Rows from a dataset —
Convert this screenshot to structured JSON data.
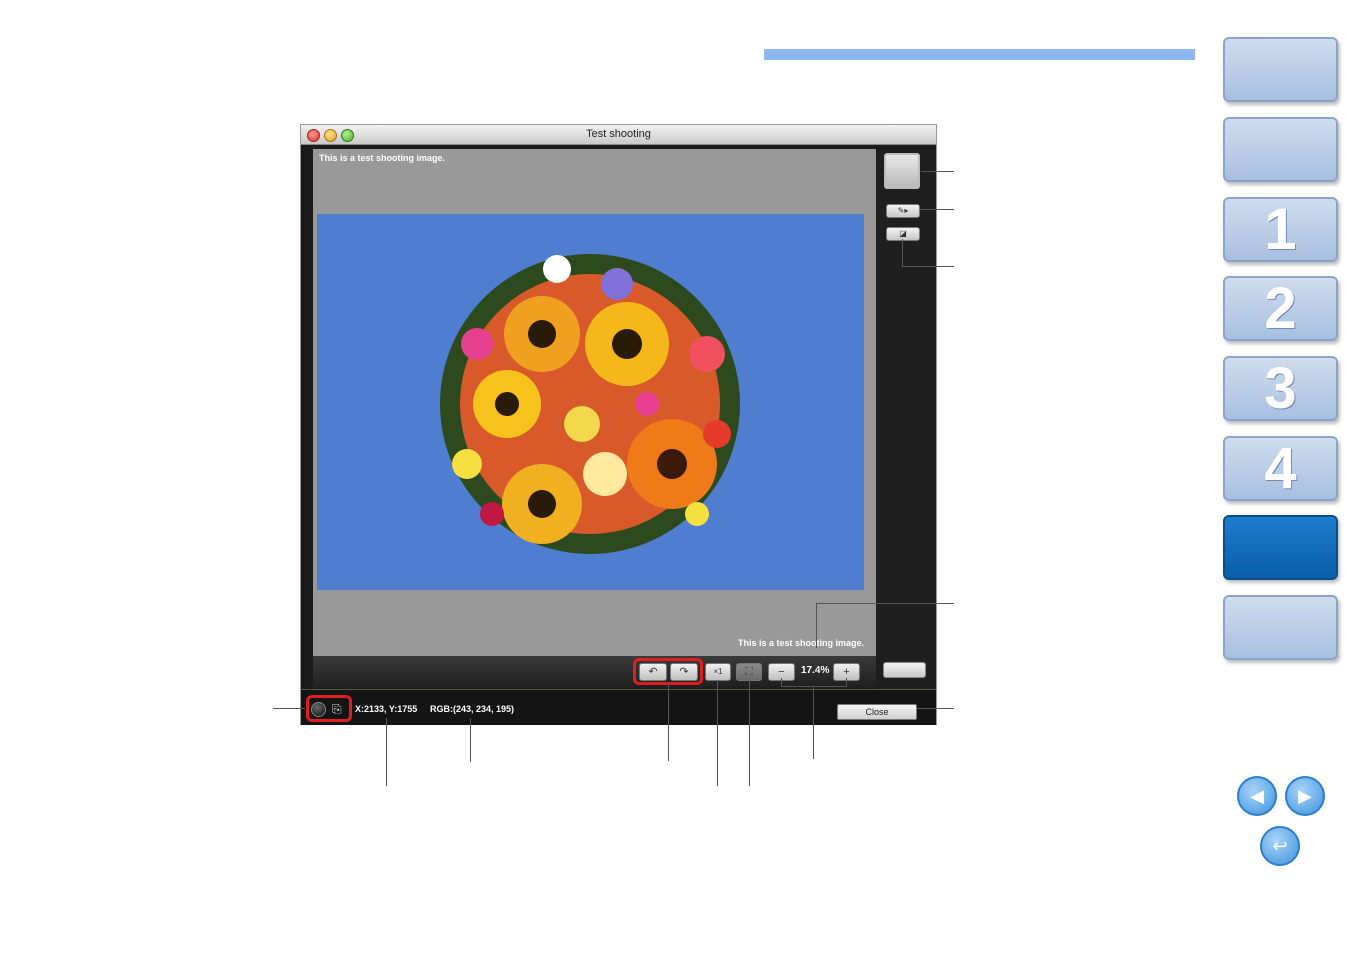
{
  "window": {
    "title": "Test shooting",
    "viewer_overlay_top": "This is a test shooting image.",
    "viewer_overlay_bottom": "This is a test shooting image.",
    "zoom_level": "17.4%",
    "coords": "X:2133, Y:1755",
    "rgb": "RGB:(243, 234, 195)",
    "close_label": "Close"
  },
  "toolbar": {
    "rotate_left_icon": "↶",
    "rotate_right_icon": "↷",
    "actual_size_icon": "×1",
    "fit_icon": "⛶",
    "zoom_out_icon": "−",
    "zoom_in_icon": "+"
  },
  "tabs": [
    "",
    "",
    "1",
    "2",
    "3",
    "4",
    "",
    ""
  ],
  "nav": {
    "prev": "◀",
    "next": "▶",
    "back": "↩"
  },
  "colors": {
    "accent": "#8eb7f0",
    "tab_active": "#0a5fa8",
    "highlight": "#e01e1e"
  }
}
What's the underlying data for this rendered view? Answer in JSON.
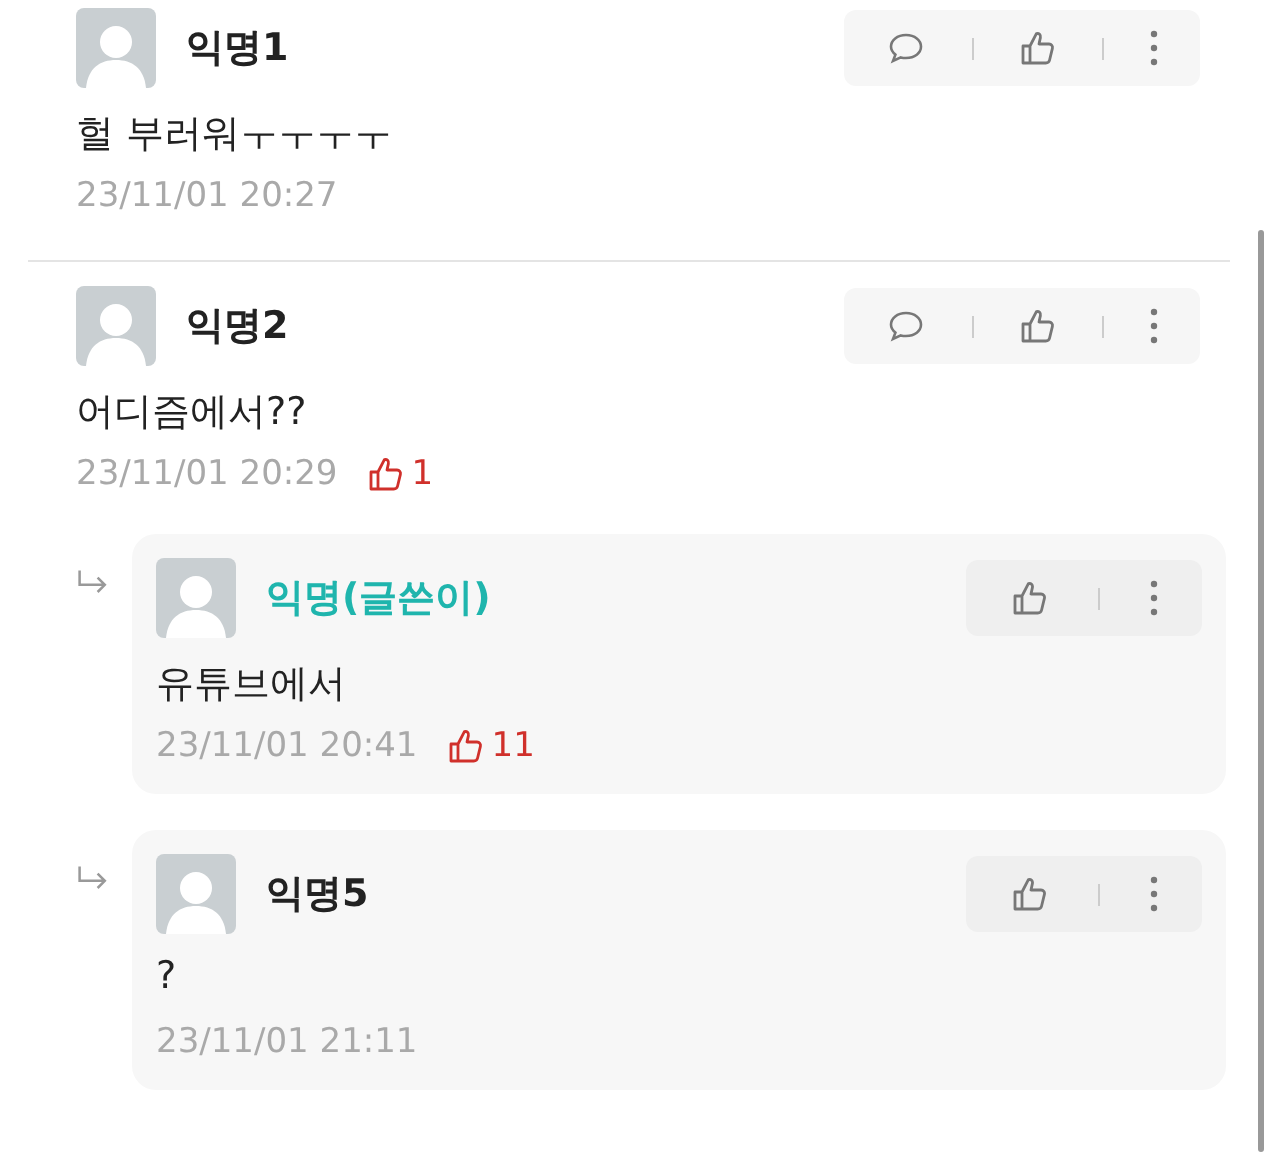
{
  "comments": [
    {
      "kind": "comment",
      "author": "익명1",
      "is_writer": false,
      "text": "헐 부러워ㅜㅜㅜㅜ",
      "time": "23/11/01 20:27"
    },
    {
      "kind": "comment",
      "author": "익명2",
      "is_writer": false,
      "text": "어디즘에서??",
      "time": "23/11/01 20:29",
      "likes": "1",
      "children": [
        {
          "kind": "reply",
          "author": "익명(글쓴이)",
          "is_writer": true,
          "text": "유튜브에서",
          "time": "23/11/01 20:41",
          "likes": "11"
        },
        {
          "kind": "reply",
          "author": "익명5",
          "is_writer": false,
          "text": "?",
          "time": "23/11/01 21:11"
        }
      ]
    }
  ]
}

GOAL OF THE EXERCISE —
How many of the lines above include the word "text"? Respond with the number alone.

ANSWER TO THE TASK —
4